**Goal of the exercise:** Show all lines from the data that include the word "vynulovány".

(Saved entries)
———

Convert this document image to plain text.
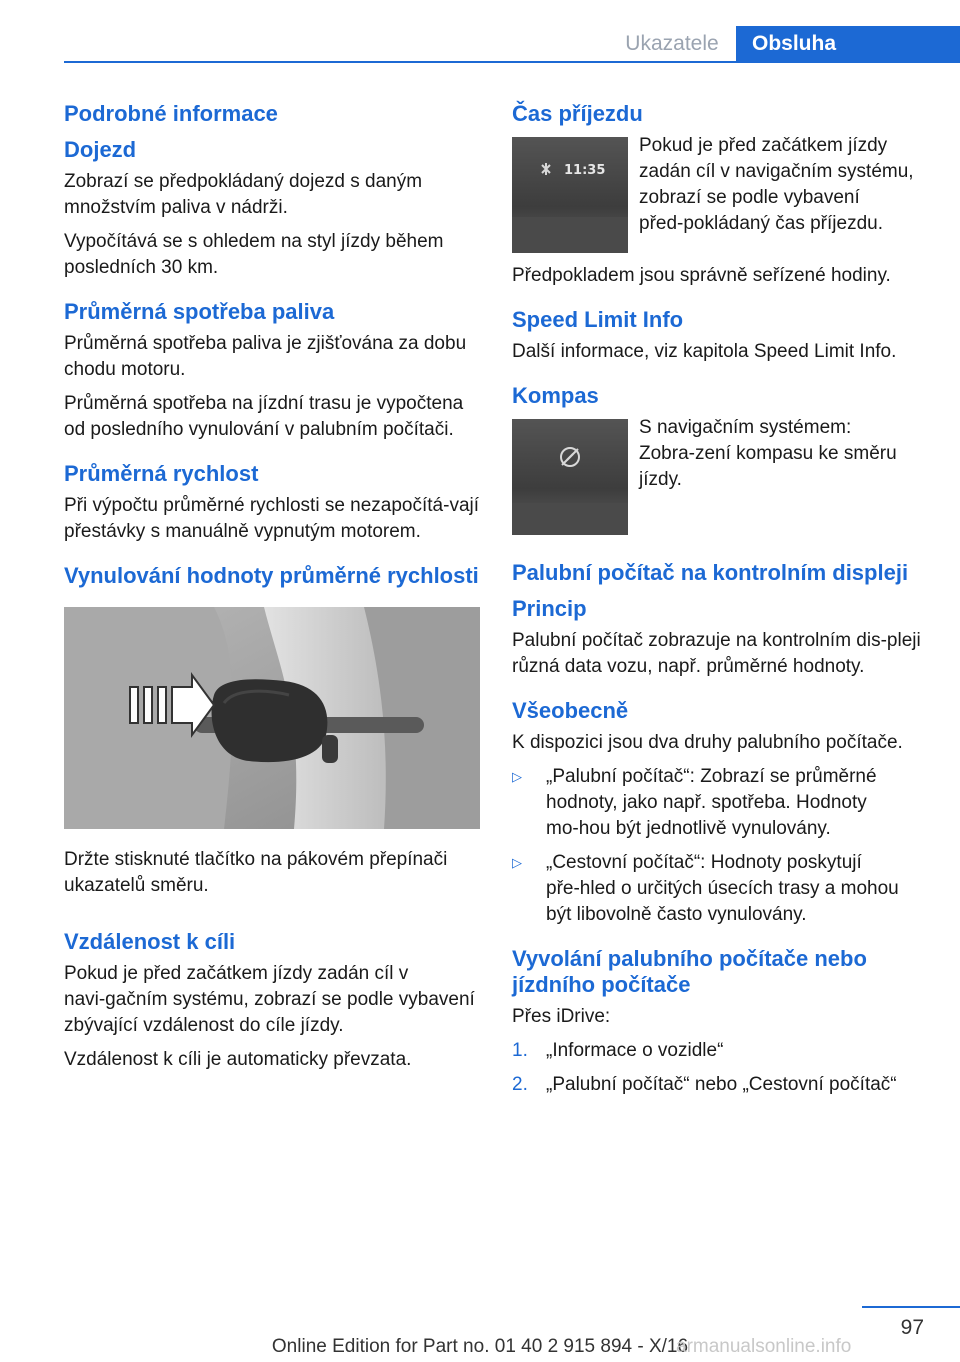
Ukazatele	Obsluha
Podrobné informace
Dojezd

Zobrazí se předpokládaný dojezd s daným množstvím paliva v nádrži.

Vypočítává se s ohledem na styl jízdy během posledních 30 km.

Průměrná spotřeba paliva

Průměrná spotřeba paliva je zjišťována za dobu chodu motoru.

Průměrná spotřeba na jízdní trasu je vypočtena od posledního vynulování v palubním počítači.

Průměrná rychlost

Při výpočtu průměrné rychlosti se nezapočítá‑vají přestávky s manuálně vypnutým motorem.

Vynulování hodnoty průměrné rychlosti

Držte stisknuté tlačítko na pákovém přepínači ukazatelů směru.

Vzdálenost k cíli

Pokud je před začátkem jízdy zadán cíl v navi‑gačním systému, zobrazí se podle vybavení zbývající vzdálenost do cíle jízdy.

Vzdálenost k cíli je automaticky převzata.

Čas příjezdu
11:35

Pokud je před začátkem jízdy zadán cíl v navigačním systému, zobrazí se podle vybavení před‑pokládaný čas příjezdu.

Předpokladem jsou správně seřízené hodiny.

Speed Limit Info

Další informace, viz kapitola Speed Limit Info.

Kompas

S navigačním systémem: Zobra‑zení kompasu ke směru jízdy.

Palubní počítač na kontrolním displeji
Princip

Palubní počítač zobrazuje na kontrolním dis‑pleji různá data vozu, např. průměrné hodnoty.

Všeobecně

K dispozici jsou dva druhy palubního počítače.

▷ „Palubní počítač“: Zobrazí se průměrné hodnoty, jako např. spotřeba. Hodnoty mo‑hou být jednotlivě vynulovány.
▷ „Cestovní počítač“: Hodnoty poskytují pře‑hled o určitých úsecích trasy a mohou být libovolně často vynulovány.
Vyvolání palubního počítače nebo jízdního počítače

Přes iDrive:

1. „Informace o vozidle“
2. „Palubní počítač“ nebo „Cestovní počítač“
97
Online Edition for Part no. 01 40 2 915 894 - X/16
armanualsonline.info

———

**Solved problem:**
▷ „Palubní počítač“: Zobrazí se průměrné hodnoty, jako např. spotřeba. Hodnoty mo‑hou být jednotlivě vynulovány.
▷ „Cestovní počítač“: Hodnoty poskytují pře‑hled o určitých úsecích trasy a mohou být libovolně často vynulovány.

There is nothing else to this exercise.